- To do: Of the lines in the entries below, state how many hold the word "Overview". Say nothing else.

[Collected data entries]
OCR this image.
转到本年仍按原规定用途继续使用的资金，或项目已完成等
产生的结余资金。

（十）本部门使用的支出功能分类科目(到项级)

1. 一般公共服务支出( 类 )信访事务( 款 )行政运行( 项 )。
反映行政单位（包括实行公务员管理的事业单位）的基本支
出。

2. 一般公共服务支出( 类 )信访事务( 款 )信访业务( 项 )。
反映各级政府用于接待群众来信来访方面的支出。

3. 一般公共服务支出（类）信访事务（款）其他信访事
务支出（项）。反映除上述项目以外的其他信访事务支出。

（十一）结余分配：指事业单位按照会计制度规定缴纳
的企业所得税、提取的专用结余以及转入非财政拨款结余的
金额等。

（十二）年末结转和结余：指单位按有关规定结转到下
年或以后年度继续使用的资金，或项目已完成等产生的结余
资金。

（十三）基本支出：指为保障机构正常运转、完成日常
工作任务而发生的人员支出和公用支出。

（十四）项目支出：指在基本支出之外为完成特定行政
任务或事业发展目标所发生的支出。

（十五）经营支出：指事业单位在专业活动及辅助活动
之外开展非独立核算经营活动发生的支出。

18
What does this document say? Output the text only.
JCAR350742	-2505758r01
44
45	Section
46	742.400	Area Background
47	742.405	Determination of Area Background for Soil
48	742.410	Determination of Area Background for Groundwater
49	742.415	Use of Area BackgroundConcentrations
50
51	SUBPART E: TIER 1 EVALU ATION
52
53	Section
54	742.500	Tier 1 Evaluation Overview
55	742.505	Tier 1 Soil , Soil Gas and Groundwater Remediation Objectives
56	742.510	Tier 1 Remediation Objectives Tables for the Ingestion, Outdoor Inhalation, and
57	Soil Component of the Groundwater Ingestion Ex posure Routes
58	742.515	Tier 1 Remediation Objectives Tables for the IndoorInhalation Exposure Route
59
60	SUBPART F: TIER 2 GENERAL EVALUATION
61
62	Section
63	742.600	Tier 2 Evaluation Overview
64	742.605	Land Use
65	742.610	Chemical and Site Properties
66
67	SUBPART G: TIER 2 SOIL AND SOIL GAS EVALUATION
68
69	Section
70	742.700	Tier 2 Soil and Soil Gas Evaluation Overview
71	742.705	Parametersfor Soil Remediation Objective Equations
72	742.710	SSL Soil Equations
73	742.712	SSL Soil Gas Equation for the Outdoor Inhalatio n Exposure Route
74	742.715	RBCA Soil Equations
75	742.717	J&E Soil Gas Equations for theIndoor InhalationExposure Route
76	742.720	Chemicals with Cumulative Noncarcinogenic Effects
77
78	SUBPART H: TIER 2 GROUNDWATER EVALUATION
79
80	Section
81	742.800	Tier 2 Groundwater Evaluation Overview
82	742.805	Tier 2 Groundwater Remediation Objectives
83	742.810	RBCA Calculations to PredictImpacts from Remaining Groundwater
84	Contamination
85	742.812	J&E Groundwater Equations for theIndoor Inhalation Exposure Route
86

- The response: 4